**Source data**
==================================================

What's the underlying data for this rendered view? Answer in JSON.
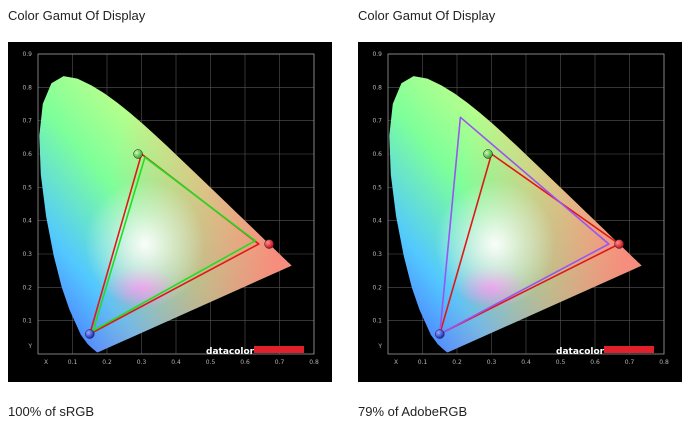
{
  "colors": {
    "background": "#000000",
    "grid": "#555555",
    "frame": "#9a9a9a",
    "tick_text": "#b4b4b4",
    "srgb_line": "#e01818",
    "srgb_coverage_line": "#22dd22",
    "adobe_line": "#9a55f0",
    "logo_bar": "#e0202a"
  },
  "logo": {
    "text": "datacolor",
    "icon": "datacolor-logo"
  },
  "chart_data": [
    {
      "type": "scatter",
      "title": "Color Gamut Of Display",
      "caption": "100% of sRGB",
      "xlabel": "X",
      "ylabel": "Y",
      "xlim": [
        0,
        0.8
      ],
      "ylim": [
        0,
        0.9
      ],
      "xticks": [
        "0.1",
        "0.2",
        "0.3",
        "0.4",
        "0.5",
        "0.6",
        "0.7",
        "0.8"
      ],
      "yticks": [
        "0.1",
        "0.2",
        "0.3",
        "0.4",
        "0.5",
        "0.6",
        "0.7",
        "0.8",
        "0.9"
      ],
      "grid": true,
      "background": "CIE 1931 chromaticity diagram",
      "series": [
        {
          "color": "#e01818",
          "closed": true,
          "x": [
            0.64,
            0.3,
            0.15
          ],
          "y": [
            0.33,
            0.6,
            0.06
          ]
        },
        {
          "color": "#22dd22",
          "closed": true,
          "x": [
            0.63,
            0.31,
            0.16
          ],
          "y": [
            0.34,
            0.59,
            0.07
          ]
        }
      ],
      "markers": [
        {
          "color": "red",
          "x": 0.67,
          "y": 0.33
        },
        {
          "color": "green",
          "x": 0.29,
          "y": 0.6
        },
        {
          "color": "blue",
          "x": 0.15,
          "y": 0.06
        }
      ]
    },
    {
      "type": "scatter",
      "title": "Color Gamut Of Display",
      "caption": "79% of AdobeRGB",
      "xlabel": "X",
      "ylabel": "Y",
      "xlim": [
        0,
        0.8
      ],
      "ylim": [
        0,
        0.9
      ],
      "xticks": [
        "0.1",
        "0.2",
        "0.3",
        "0.4",
        "0.5",
        "0.6",
        "0.7",
        "0.8"
      ],
      "yticks": [
        "0.1",
        "0.2",
        "0.3",
        "0.4",
        "0.5",
        "0.6",
        "0.7",
        "0.8",
        "0.9"
      ],
      "grid": true,
      "background": "CIE 1931 chromaticity diagram",
      "series": [
        {
          "color": "#e01818",
          "closed": true,
          "x": [
            0.67,
            0.3,
            0.15
          ],
          "y": [
            0.33,
            0.6,
            0.06
          ]
        },
        {
          "color": "#9a55f0",
          "closed": true,
          "x": [
            0.64,
            0.21,
            0.15
          ],
          "y": [
            0.33,
            0.71,
            0.06
          ]
        }
      ],
      "markers": [
        {
          "color": "red",
          "x": 0.67,
          "y": 0.33
        },
        {
          "color": "green",
          "x": 0.29,
          "y": 0.6
        },
        {
          "color": "blue",
          "x": 0.15,
          "y": 0.06
        }
      ]
    }
  ]
}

==================================================

**Problem to solve**
Retype the listing exactly. Pictures do not belong in the copy.

**Reply**
What's the underlying data for this rendered view? Answer in JSON.
{
  "colors": {
    "background": "#000000",
    "grid": "#555555",
    "frame": "#9a9a9a",
    "tick_text": "#b4b4b4",
    "srgb_line": "#e01818",
    "srgb_coverage_line": "#22dd22",
    "adobe_line": "#9a55f0",
    "logo_bar": "#e0202a"
  },
  "logo": {
    "text": "datacolor",
    "icon": "datacolor-logo"
  },
  "chart_data": [
    {
      "type": "scatter",
      "title": "Color Gamut Of Display",
      "caption": "100% of sRGB",
      "xlabel": "X",
      "ylabel": "Y",
      "xlim": [
        0,
        0.8
      ],
      "ylim": [
        0,
        0.9
      ],
      "xticks": [
        "0.1",
        "0.2",
        "0.3",
        "0.4",
        "0.5",
        "0.6",
        "0.7",
        "0.8"
      ],
      "yticks": [
        "0.1",
        "0.2",
        "0.3",
        "0.4",
        "0.5",
        "0.6",
        "0.7",
        "0.8",
        "0.9"
      ],
      "grid": true,
      "background": "CIE 1931 chromaticity diagram",
      "series": [
        {
          "color": "#e01818",
          "closed": true,
          "x": [
            0.64,
            0.3,
            0.15
          ],
          "y": [
            0.33,
            0.6,
            0.06
          ]
        },
        {
          "color": "#22dd22",
          "closed": true,
          "x": [
            0.63,
            0.31,
            0.16
          ],
          "y": [
            0.34,
            0.59,
            0.07
          ]
        }
      ],
      "markers": [
        {
          "color": "red",
          "x": 0.67,
          "y": 0.33
        },
        {
          "color": "green",
          "x": 0.29,
          "y": 0.6
        },
        {
          "color": "blue",
          "x": 0.15,
          "y": 0.06
        }
      ]
    },
    {
      "type": "scatter",
      "title": "Color Gamut Of Display",
      "caption": "79% of AdobeRGB",
      "xlabel": "X",
      "ylabel": "Y",
      "xlim": [
        0,
        0.8
      ],
      "ylim": [
        0,
        0.9
      ],
      "xticks": [
        "0.1",
        "0.2",
        "0.3",
        "0.4",
        "0.5",
        "0.6",
        "0.7",
        "0.8"
      ],
      "yticks": [
        "0.1",
        "0.2",
        "0.3",
        "0.4",
        "0.5",
        "0.6",
        "0.7",
        "0.8",
        "0.9"
      ],
      "grid": true,
      "background": "CIE 1931 chromaticity diagram",
      "series": [
        {
          "color": "#e01818",
          "closed": true,
          "x": [
            0.67,
            0.3,
            0.15
          ],
          "y": [
            0.33,
            0.6,
            0.06
          ]
        },
        {
          "color": "#9a55f0",
          "closed": true,
          "x": [
            0.64,
            0.21,
            0.15
          ],
          "y": [
            0.33,
            0.71,
            0.06
          ]
        }
      ],
      "markers": [
        {
          "color": "red",
          "x": 0.67,
          "y": 0.33
        },
        {
          "color": "green",
          "x": 0.29,
          "y": 0.6
        },
        {
          "color": "blue",
          "x": 0.15,
          "y": 0.06
        }
      ]
    }
  ]
}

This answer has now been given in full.